--- Begin DATASET ---

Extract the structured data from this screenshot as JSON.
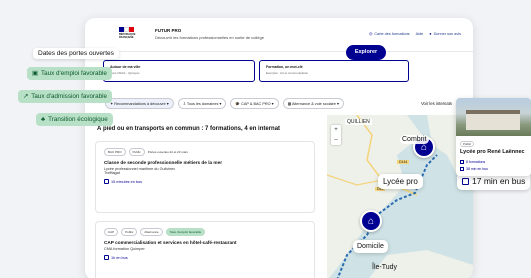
{
  "header": {
    "logo_text": "République Française",
    "title": "FUTUR PRO",
    "subtitle": "Découvrir les formations professionnelles en sortie de collège",
    "links": [
      "Carte des formations",
      "Aide",
      "Donner son avis"
    ]
  },
  "search": {
    "city_label": "Autour de ma ville",
    "city_value": "Pont-l'Abbé - Quimper",
    "formation_label": "Formation, un mot-clé",
    "formation_placeholder": "Exemple : Art et communication",
    "explore_label": "Explorer"
  },
  "filters": [
    "Recommandations à découvrir",
    "Tous les domaines",
    "CAP & BAC PRO",
    "Alternance & voie scolaire"
  ],
  "voir_link": "Voir les internats",
  "list_title": "À pied ou en transports en commun : 7 formations, 4 en internat",
  "items": [
    {
      "tags": [
        "BAC PRO",
        "Public",
        "Portes ouvertes 22 et 23 mars"
      ],
      "title": "Classe de seconde professionnelle métiers de la mer",
      "school": "Lycée professionnel maritime du Guilvinec",
      "town": "Treffiagat",
      "transport": "15 minutes en bus"
    },
    {
      "tags": [
        "CAP",
        "Public",
        "Alternance",
        "Taux d'emploi favorable"
      ],
      "title": "CAP commercialisation et services en hôtel-café-restaurant",
      "school": "CMA formation Quimper",
      "transport": "1h en bus"
    }
  ],
  "floating": {
    "dates": "Dates des portes ouvertes",
    "emploi": "Taux d'emploi favorable",
    "admission": "Taux d'admission favorable",
    "transition": "Transition écologique"
  },
  "map": {
    "labels": {
      "quillien": "QUILLIEN",
      "combrit": "Combrit",
      "tudy": "Île-Tudy",
      "road1": "D44",
      "road2": "D144"
    },
    "lycee": "Lycée pro",
    "domicile": "Domicile",
    "zoom_in": "+",
    "zoom_out": "–"
  },
  "school_card": {
    "tag": "Public",
    "title": "Lycée pro René Laënnec",
    "formations": "8 formations",
    "time": "38 min en bus"
  },
  "travel_time": "17 min en bus",
  "colors": {
    "primary": "#000091",
    "green": "#b8e0c6",
    "green_text": "#0b5a2c"
  }
}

--- End DATASET ---

**TASK INSTRUCTIONS**
Every entry must be transcribed exactly. Pictures do not belong in the copy.

**EXERCISE RESULT**
Extract the structured data from this screenshot as JSON.
{
  "header": {
    "logo_text": "République Française",
    "title": "FUTUR PRO",
    "subtitle": "Découvrir les formations professionnelles en sortie de collège",
    "links": [
      "Carte des formations",
      "Aide",
      "Donner son avis"
    ]
  },
  "search": {
    "city_label": "Autour de ma ville",
    "city_value": "Pont-l'Abbé - Quimper",
    "formation_label": "Formation, un mot-clé",
    "formation_placeholder": "Exemple : Art et communication",
    "explore_label": "Explorer"
  },
  "filters": [
    "Recommandations à découvrir",
    "Tous les domaines",
    "CAP & BAC PRO",
    "Alternance & voie scolaire"
  ],
  "voir_link": "Voir les internats",
  "list_title": "À pied ou en transports en commun : 7 formations, 4 en internat",
  "items": [
    {
      "tags": [
        "BAC PRO",
        "Public",
        "Portes ouvertes 22 et 23 mars"
      ],
      "title": "Classe de seconde professionnelle métiers de la mer",
      "school": "Lycée professionnel maritime du Guilvinec",
      "town": "Treffiagat",
      "transport": "15 minutes en bus"
    },
    {
      "tags": [
        "CAP",
        "Public",
        "Alternance",
        "Taux d'emploi favorable"
      ],
      "title": "CAP commercialisation et services en hôtel-café-restaurant",
      "school": "CMA formation Quimper",
      "transport": "1h en bus"
    }
  ],
  "floating": {
    "dates": "Dates des portes ouvertes",
    "emploi": "Taux d'emploi favorable",
    "admission": "Taux d'admission favorable",
    "transition": "Transition écologique"
  },
  "map": {
    "labels": {
      "quillien": "QUILLIEN",
      "combrit": "Combrit",
      "tudy": "Île-Tudy",
      "road1": "D44",
      "road2": "D144"
    },
    "lycee": "Lycée pro",
    "domicile": "Domicile",
    "zoom_in": "+",
    "zoom_out": "–"
  },
  "school_card": {
    "tag": "Public",
    "title": "Lycée pro René Laënnec",
    "formations": "8 formations",
    "time": "38 min en bus"
  },
  "travel_time": "17 min en bus",
  "colors": {
    "primary": "#000091",
    "green": "#b8e0c6",
    "green_text": "#0b5a2c"
  }
}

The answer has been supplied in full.